▼
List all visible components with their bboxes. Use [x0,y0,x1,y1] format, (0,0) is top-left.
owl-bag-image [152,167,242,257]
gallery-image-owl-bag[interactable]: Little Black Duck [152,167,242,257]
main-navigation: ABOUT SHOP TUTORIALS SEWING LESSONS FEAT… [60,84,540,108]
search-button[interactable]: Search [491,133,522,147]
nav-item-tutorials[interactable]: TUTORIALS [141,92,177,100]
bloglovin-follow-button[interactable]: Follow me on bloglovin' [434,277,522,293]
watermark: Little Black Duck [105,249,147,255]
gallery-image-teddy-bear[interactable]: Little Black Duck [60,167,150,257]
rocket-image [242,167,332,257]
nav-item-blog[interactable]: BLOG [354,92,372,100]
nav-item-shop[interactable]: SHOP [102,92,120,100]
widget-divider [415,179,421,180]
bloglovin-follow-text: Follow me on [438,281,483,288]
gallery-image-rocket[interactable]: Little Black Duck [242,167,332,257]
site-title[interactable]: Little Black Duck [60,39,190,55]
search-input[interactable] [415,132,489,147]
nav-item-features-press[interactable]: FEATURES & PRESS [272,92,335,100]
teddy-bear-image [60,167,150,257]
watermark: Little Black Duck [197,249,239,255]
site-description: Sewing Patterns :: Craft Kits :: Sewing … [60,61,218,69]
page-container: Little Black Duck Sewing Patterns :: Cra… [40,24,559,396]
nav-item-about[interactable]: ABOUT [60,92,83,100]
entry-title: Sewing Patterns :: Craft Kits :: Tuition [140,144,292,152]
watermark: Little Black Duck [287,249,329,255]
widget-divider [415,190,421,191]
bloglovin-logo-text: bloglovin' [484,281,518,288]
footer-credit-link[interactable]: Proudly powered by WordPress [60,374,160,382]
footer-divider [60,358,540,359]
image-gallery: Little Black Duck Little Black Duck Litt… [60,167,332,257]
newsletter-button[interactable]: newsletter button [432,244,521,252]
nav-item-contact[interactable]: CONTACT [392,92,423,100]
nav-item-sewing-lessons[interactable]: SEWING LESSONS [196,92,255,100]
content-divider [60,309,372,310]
▲
Copy every line of the material above word for word, keeping the original order.

List all visible components with their bboxes. Use [x0,y0,x1,y1] format, (0,0) is top-left.
owl-bag-image [152,167,242,257]
gallery-image-owl-bag[interactable]: Little Black Duck [152,167,242,257]
main-navigation: ABOUT SHOP TUTORIALS SEWING LESSONS FEAT… [60,84,540,108]
search-button[interactable]: Search [491,133,522,147]
nav-item-tutorials[interactable]: TUTORIALS [141,92,177,100]
bloglovin-follow-button[interactable]: Follow me on bloglovin' [434,277,522,293]
watermark: Little Black Duck [105,249,147,255]
gallery-image-teddy-bear[interactable]: Little Black Duck [60,167,150,257]
rocket-image [242,167,332,257]
nav-item-blog[interactable]: BLOG [354,92,372,100]
nav-item-shop[interactable]: SHOP [102,92,120,100]
widget-divider [415,179,421,180]
bloglovin-follow-text: Follow me on [438,281,483,288]
gallery-image-rocket[interactable]: Little Black Duck [242,167,332,257]
site-title[interactable]: Little Black Duck [60,39,190,55]
search-input[interactable] [415,132,489,147]
nav-item-features-press[interactable]: FEATURES & PRESS [272,92,335,100]
teddy-bear-image [60,167,150,257]
watermark: Little Black Duck [197,249,239,255]
site-description: Sewing Patterns :: Craft Kits :: Sewing … [60,61,218,69]
page-container: Little Black Duck Sewing Patterns :: Cra… [40,24,559,396]
nav-item-about[interactable]: ABOUT [60,92,83,100]
entry-title: Sewing Patterns :: Craft Kits :: Tuition [140,144,292,152]
watermark: Little Black Duck [287,249,329,255]
widget-divider [415,190,421,191]
bloglovin-logo-text: bloglovin' [484,281,518,288]
footer-credit-link[interactable]: Proudly powered by WordPress [60,374,160,382]
footer-divider [60,358,540,359]
image-gallery: Little Black Duck Little Black Duck Litt… [60,167,332,257]
newsletter-button[interactable]: newsletter button [432,244,521,252]
nav-item-contact[interactable]: CONTACT [392,92,423,100]
nav-item-sewing-lessons[interactable]: SEWING LESSONS [196,92,255,100]
content-divider [60,309,372,310]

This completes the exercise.